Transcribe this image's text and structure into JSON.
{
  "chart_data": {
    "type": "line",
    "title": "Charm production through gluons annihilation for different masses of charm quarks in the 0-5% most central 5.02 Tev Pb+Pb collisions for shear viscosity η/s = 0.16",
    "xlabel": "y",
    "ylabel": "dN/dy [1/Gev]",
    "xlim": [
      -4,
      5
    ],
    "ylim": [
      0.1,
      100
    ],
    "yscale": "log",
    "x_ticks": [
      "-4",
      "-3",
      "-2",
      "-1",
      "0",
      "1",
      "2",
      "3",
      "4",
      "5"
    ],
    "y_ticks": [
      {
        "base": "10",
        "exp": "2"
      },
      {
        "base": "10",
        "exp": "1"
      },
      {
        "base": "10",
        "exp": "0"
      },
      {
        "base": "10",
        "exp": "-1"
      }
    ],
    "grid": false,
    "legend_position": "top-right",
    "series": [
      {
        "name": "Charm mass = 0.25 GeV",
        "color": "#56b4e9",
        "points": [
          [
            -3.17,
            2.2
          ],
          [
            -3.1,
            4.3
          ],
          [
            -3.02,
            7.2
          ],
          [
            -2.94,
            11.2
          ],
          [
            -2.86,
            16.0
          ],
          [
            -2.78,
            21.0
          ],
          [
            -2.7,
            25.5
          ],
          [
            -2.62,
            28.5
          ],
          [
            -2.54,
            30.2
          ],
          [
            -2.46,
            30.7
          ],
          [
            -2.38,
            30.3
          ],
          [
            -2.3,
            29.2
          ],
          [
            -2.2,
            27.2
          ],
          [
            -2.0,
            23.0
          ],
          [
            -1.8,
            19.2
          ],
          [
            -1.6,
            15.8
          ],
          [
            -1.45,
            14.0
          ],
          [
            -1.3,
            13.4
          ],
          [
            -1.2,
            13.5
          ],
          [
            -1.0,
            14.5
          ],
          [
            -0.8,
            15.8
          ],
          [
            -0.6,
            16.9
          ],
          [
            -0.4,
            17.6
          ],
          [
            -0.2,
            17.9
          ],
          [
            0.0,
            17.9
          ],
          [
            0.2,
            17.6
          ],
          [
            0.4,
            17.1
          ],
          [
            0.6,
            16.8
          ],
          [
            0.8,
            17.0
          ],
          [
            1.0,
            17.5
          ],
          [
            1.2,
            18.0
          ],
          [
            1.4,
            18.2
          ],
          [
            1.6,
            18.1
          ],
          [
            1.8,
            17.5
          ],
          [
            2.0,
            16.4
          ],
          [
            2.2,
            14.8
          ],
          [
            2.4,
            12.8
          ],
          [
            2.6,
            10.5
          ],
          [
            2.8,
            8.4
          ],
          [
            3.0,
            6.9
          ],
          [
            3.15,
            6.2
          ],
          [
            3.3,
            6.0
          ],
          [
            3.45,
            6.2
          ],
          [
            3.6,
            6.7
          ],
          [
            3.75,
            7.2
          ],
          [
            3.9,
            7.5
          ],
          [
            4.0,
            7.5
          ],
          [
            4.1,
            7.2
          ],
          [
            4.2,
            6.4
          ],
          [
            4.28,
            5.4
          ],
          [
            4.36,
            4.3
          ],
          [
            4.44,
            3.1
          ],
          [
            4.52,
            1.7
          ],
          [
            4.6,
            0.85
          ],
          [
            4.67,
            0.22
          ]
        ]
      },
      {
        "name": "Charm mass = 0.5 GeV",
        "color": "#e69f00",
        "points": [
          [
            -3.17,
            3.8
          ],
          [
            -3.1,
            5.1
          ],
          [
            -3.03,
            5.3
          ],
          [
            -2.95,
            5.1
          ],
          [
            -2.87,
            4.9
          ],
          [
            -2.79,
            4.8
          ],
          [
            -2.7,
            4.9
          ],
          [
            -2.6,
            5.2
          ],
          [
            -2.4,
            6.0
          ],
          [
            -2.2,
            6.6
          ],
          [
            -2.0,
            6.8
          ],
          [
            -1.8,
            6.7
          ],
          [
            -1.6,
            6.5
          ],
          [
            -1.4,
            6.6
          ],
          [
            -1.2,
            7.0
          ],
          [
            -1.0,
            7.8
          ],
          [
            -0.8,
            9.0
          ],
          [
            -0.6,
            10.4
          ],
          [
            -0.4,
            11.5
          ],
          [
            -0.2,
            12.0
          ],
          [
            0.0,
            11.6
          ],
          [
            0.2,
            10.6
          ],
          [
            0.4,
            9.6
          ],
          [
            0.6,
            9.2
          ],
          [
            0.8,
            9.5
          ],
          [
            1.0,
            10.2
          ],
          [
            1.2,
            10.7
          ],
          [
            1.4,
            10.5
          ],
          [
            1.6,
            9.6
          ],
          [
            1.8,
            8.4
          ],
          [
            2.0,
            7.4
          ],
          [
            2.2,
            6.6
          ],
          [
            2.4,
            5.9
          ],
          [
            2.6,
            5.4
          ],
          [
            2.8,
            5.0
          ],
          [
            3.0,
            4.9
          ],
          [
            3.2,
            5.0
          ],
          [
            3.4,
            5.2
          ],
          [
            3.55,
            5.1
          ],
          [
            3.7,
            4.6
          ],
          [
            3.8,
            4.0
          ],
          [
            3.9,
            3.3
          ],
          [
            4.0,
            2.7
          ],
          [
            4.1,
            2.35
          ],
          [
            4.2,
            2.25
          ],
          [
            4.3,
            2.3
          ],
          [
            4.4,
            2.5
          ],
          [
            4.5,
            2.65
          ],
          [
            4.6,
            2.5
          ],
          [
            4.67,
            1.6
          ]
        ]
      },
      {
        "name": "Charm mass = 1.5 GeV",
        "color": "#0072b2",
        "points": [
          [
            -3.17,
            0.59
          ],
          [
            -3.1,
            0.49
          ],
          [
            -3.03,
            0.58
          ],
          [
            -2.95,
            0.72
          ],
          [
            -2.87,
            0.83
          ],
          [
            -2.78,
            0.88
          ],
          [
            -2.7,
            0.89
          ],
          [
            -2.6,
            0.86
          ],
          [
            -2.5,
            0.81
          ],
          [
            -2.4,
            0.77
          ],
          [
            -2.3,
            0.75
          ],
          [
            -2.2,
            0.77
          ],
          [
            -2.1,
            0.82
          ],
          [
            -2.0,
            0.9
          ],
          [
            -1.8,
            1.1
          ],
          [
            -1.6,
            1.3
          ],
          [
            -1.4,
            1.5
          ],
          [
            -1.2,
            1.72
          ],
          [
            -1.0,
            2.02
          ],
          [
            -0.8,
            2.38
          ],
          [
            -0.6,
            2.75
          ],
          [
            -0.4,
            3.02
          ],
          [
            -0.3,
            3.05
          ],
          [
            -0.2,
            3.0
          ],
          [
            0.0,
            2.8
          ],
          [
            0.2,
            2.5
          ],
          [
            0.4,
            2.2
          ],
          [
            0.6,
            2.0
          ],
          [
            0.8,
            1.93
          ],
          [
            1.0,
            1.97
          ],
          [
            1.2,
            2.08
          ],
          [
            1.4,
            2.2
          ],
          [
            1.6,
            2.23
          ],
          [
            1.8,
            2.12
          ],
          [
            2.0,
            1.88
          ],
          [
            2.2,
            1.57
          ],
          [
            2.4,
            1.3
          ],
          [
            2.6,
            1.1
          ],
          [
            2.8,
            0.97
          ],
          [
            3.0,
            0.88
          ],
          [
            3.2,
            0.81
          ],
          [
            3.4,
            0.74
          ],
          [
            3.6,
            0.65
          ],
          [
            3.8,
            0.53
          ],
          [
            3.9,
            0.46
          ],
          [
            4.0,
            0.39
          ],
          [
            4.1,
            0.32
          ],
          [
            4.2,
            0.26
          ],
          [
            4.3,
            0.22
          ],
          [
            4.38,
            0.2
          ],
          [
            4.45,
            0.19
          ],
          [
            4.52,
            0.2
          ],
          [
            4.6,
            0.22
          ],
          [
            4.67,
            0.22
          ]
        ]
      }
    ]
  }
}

[Written instruction] Output the full listing exactly as it stands.

[Complete response]
Transcribe this image's text and structure into JSON.
{
  "chart_data": {
    "type": "line",
    "title": "Charm production through gluons annihilation for different masses of charm quarks in the 0-5% most central 5.02 Tev Pb+Pb collisions for shear viscosity η/s = 0.16",
    "xlabel": "y",
    "ylabel": "dN/dy [1/Gev]",
    "xlim": [
      -4,
      5
    ],
    "ylim": [
      0.1,
      100
    ],
    "yscale": "log",
    "x_ticks": [
      "-4",
      "-3",
      "-2",
      "-1",
      "0",
      "1",
      "2",
      "3",
      "4",
      "5"
    ],
    "y_ticks": [
      {
        "base": "10",
        "exp": "2"
      },
      {
        "base": "10",
        "exp": "1"
      },
      {
        "base": "10",
        "exp": "0"
      },
      {
        "base": "10",
        "exp": "-1"
      }
    ],
    "grid": false,
    "legend_position": "top-right",
    "series": [
      {
        "name": "Charm mass = 0.25 GeV",
        "color": "#56b4e9",
        "points": [
          [
            -3.17,
            2.2
          ],
          [
            -3.1,
            4.3
          ],
          [
            -3.02,
            7.2
          ],
          [
            -2.94,
            11.2
          ],
          [
            -2.86,
            16.0
          ],
          [
            -2.78,
            21.0
          ],
          [
            -2.7,
            25.5
          ],
          [
            -2.62,
            28.5
          ],
          [
            -2.54,
            30.2
          ],
          [
            -2.46,
            30.7
          ],
          [
            -2.38,
            30.3
          ],
          [
            -2.3,
            29.2
          ],
          [
            -2.2,
            27.2
          ],
          [
            -2.0,
            23.0
          ],
          [
            -1.8,
            19.2
          ],
          [
            -1.6,
            15.8
          ],
          [
            -1.45,
            14.0
          ],
          [
            -1.3,
            13.4
          ],
          [
            -1.2,
            13.5
          ],
          [
            -1.0,
            14.5
          ],
          [
            -0.8,
            15.8
          ],
          [
            -0.6,
            16.9
          ],
          [
            -0.4,
            17.6
          ],
          [
            -0.2,
            17.9
          ],
          [
            0.0,
            17.9
          ],
          [
            0.2,
            17.6
          ],
          [
            0.4,
            17.1
          ],
          [
            0.6,
            16.8
          ],
          [
            0.8,
            17.0
          ],
          [
            1.0,
            17.5
          ],
          [
            1.2,
            18.0
          ],
          [
            1.4,
            18.2
          ],
          [
            1.6,
            18.1
          ],
          [
            1.8,
            17.5
          ],
          [
            2.0,
            16.4
          ],
          [
            2.2,
            14.8
          ],
          [
            2.4,
            12.8
          ],
          [
            2.6,
            10.5
          ],
          [
            2.8,
            8.4
          ],
          [
            3.0,
            6.9
          ],
          [
            3.15,
            6.2
          ],
          [
            3.3,
            6.0
          ],
          [
            3.45,
            6.2
          ],
          [
            3.6,
            6.7
          ],
          [
            3.75,
            7.2
          ],
          [
            3.9,
            7.5
          ],
          [
            4.0,
            7.5
          ],
          [
            4.1,
            7.2
          ],
          [
            4.2,
            6.4
          ],
          [
            4.28,
            5.4
          ],
          [
            4.36,
            4.3
          ],
          [
            4.44,
            3.1
          ],
          [
            4.52,
            1.7
          ],
          [
            4.6,
            0.85
          ],
          [
            4.67,
            0.22
          ]
        ]
      },
      {
        "name": "Charm mass = 0.5 GeV",
        "color": "#e69f00",
        "points": [
          [
            -3.17,
            3.8
          ],
          [
            -3.1,
            5.1
          ],
          [
            -3.03,
            5.3
          ],
          [
            -2.95,
            5.1
          ],
          [
            -2.87,
            4.9
          ],
          [
            -2.79,
            4.8
          ],
          [
            -2.7,
            4.9
          ],
          [
            -2.6,
            5.2
          ],
          [
            -2.4,
            6.0
          ],
          [
            -2.2,
            6.6
          ],
          [
            -2.0,
            6.8
          ],
          [
            -1.8,
            6.7
          ],
          [
            -1.6,
            6.5
          ],
          [
            -1.4,
            6.6
          ],
          [
            -1.2,
            7.0
          ],
          [
            -1.0,
            7.8
          ],
          [
            -0.8,
            9.0
          ],
          [
            -0.6,
            10.4
          ],
          [
            -0.4,
            11.5
          ],
          [
            -0.2,
            12.0
          ],
          [
            0.0,
            11.6
          ],
          [
            0.2,
            10.6
          ],
          [
            0.4,
            9.6
          ],
          [
            0.6,
            9.2
          ],
          [
            0.8,
            9.5
          ],
          [
            1.0,
            10.2
          ],
          [
            1.2,
            10.7
          ],
          [
            1.4,
            10.5
          ],
          [
            1.6,
            9.6
          ],
          [
            1.8,
            8.4
          ],
          [
            2.0,
            7.4
          ],
          [
            2.2,
            6.6
          ],
          [
            2.4,
            5.9
          ],
          [
            2.6,
            5.4
          ],
          [
            2.8,
            5.0
          ],
          [
            3.0,
            4.9
          ],
          [
            3.2,
            5.0
          ],
          [
            3.4,
            5.2
          ],
          [
            3.55,
            5.1
          ],
          [
            3.7,
            4.6
          ],
          [
            3.8,
            4.0
          ],
          [
            3.9,
            3.3
          ],
          [
            4.0,
            2.7
          ],
          [
            4.1,
            2.35
          ],
          [
            4.2,
            2.25
          ],
          [
            4.3,
            2.3
          ],
          [
            4.4,
            2.5
          ],
          [
            4.5,
            2.65
          ],
          [
            4.6,
            2.5
          ],
          [
            4.67,
            1.6
          ]
        ]
      },
      {
        "name": "Charm mass = 1.5 GeV",
        "color": "#0072b2",
        "points": [
          [
            -3.17,
            0.59
          ],
          [
            -3.1,
            0.49
          ],
          [
            -3.03,
            0.58
          ],
          [
            -2.95,
            0.72
          ],
          [
            -2.87,
            0.83
          ],
          [
            -2.78,
            0.88
          ],
          [
            -2.7,
            0.89
          ],
          [
            -2.6,
            0.86
          ],
          [
            -2.5,
            0.81
          ],
          [
            -2.4,
            0.77
          ],
          [
            -2.3,
            0.75
          ],
          [
            -2.2,
            0.77
          ],
          [
            -2.1,
            0.82
          ],
          [
            -2.0,
            0.9
          ],
          [
            -1.8,
            1.1
          ],
          [
            -1.6,
            1.3
          ],
          [
            -1.4,
            1.5
          ],
          [
            -1.2,
            1.72
          ],
          [
            -1.0,
            2.02
          ],
          [
            -0.8,
            2.38
          ],
          [
            -0.6,
            2.75
          ],
          [
            -0.4,
            3.02
          ],
          [
            -0.3,
            3.05
          ],
          [
            -0.2,
            3.0
          ],
          [
            0.0,
            2.8
          ],
          [
            0.2,
            2.5
          ],
          [
            0.4,
            2.2
          ],
          [
            0.6,
            2.0
          ],
          [
            0.8,
            1.93
          ],
          [
            1.0,
            1.97
          ],
          [
            1.2,
            2.08
          ],
          [
            1.4,
            2.2
          ],
          [
            1.6,
            2.23
          ],
          [
            1.8,
            2.12
          ],
          [
            2.0,
            1.88
          ],
          [
            2.2,
            1.57
          ],
          [
            2.4,
            1.3
          ],
          [
            2.6,
            1.1
          ],
          [
            2.8,
            0.97
          ],
          [
            3.0,
            0.88
          ],
          [
            3.2,
            0.81
          ],
          [
            3.4,
            0.74
          ],
          [
            3.6,
            0.65
          ],
          [
            3.8,
            0.53
          ],
          [
            3.9,
            0.46
          ],
          [
            4.0,
            0.39
          ],
          [
            4.1,
            0.32
          ],
          [
            4.2,
            0.26
          ],
          [
            4.3,
            0.22
          ],
          [
            4.38,
            0.2
          ],
          [
            4.45,
            0.19
          ],
          [
            4.52,
            0.2
          ],
          [
            4.6,
            0.22
          ],
          [
            4.67,
            0.22
          ]
        ]
      }
    ]
  }
}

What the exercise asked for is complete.